Collected data:
-- begin --

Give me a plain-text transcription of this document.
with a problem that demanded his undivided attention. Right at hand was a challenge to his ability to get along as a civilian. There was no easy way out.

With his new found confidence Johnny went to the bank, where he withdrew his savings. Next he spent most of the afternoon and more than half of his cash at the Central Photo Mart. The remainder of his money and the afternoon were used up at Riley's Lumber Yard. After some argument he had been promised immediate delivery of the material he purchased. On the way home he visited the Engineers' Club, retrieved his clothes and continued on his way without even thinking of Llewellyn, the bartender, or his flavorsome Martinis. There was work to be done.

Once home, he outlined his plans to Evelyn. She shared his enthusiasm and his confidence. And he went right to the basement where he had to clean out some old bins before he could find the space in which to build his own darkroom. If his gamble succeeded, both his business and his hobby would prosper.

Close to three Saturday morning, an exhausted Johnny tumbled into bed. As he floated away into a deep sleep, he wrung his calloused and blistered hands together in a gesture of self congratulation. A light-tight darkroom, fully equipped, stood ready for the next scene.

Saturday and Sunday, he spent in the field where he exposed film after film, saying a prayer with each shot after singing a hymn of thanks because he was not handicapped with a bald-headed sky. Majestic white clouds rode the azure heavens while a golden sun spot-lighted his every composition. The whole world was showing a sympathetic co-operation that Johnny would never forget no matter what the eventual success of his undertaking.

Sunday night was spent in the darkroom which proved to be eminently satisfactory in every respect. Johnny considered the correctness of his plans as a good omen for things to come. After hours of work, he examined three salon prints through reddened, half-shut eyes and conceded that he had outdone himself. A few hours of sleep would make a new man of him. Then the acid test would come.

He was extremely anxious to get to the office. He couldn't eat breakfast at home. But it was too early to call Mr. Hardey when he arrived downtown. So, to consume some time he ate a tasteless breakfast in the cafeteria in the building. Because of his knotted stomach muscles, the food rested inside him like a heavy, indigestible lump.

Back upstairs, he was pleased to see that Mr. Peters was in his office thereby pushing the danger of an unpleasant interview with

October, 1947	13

-- end --

== TASK DIRECTIONS ==
Would you write down every record again, exactly?

== THE RESULT ==
Give me a plain-text transcription of this document.
with a problem that demanded his undivided attention. Right at hand was a challenge to his ability to get along as a civilian. There was no easy way out.

With his new found confidence Johnny went to the bank, where he withdrew his savings. Next he spent most of the afternoon and more than half of his cash at the Central Photo Mart. The remainder of his money and the afternoon were used up at Riley's Lumber Yard. After some argument he had been promised immediate delivery of the material he purchased. On the way home he visited the Engineers' Club, retrieved his clothes and continued on his way without even thinking of Llewellyn, the bartender, or his flavorsome Martinis. There was work to be done.

Once home, he outlined his plans to Evelyn. She shared his enthusiasm and his confidence. And he went right to the basement where he had to clean out some old bins before he could find the space in which to build his own darkroom. If his gamble succeeded, both his business and his hobby would prosper.

Close to three Saturday morning, an exhausted Johnny tumbled into bed. As he floated away into a deep sleep, he wrung his calloused and blistered hands together in a gesture of self congratulation. A light-tight darkroom, fully equipped, stood ready for the next scene.

Saturday and Sunday, he spent in the field where he exposed film after film, saying a prayer with each shot after singing a hymn of thanks because he was not handicapped with a bald-headed sky. Majestic white clouds rode the azure heavens while a golden sun spot-lighted his every composition. The whole world was showing a sympathetic co-operation that Johnny would never forget no matter what the eventual success of his undertaking.

Sunday night was spent in the darkroom which proved to be eminently satisfactory in every respect. Johnny considered the correctness of his plans as a good omen for things to come. After hours of work, he examined three salon prints through reddened, half-shut eyes and conceded that he had outdone himself. A few hours of sleep would make a new man of him. Then the acid test would come.

He was extremely anxious to get to the office. He couldn't eat breakfast at home. But it was too early to call Mr. Hardey when he arrived downtown. So, to consume some time he ate a tasteless breakfast in the cafeteria in the building. Because of his knotted stomach muscles, the food rested inside him like a heavy, indigestible lump.

Back upstairs, he was pleased to see that Mr. Peters was in his office thereby pushing the danger of an unpleasant interview with

October, 1947	13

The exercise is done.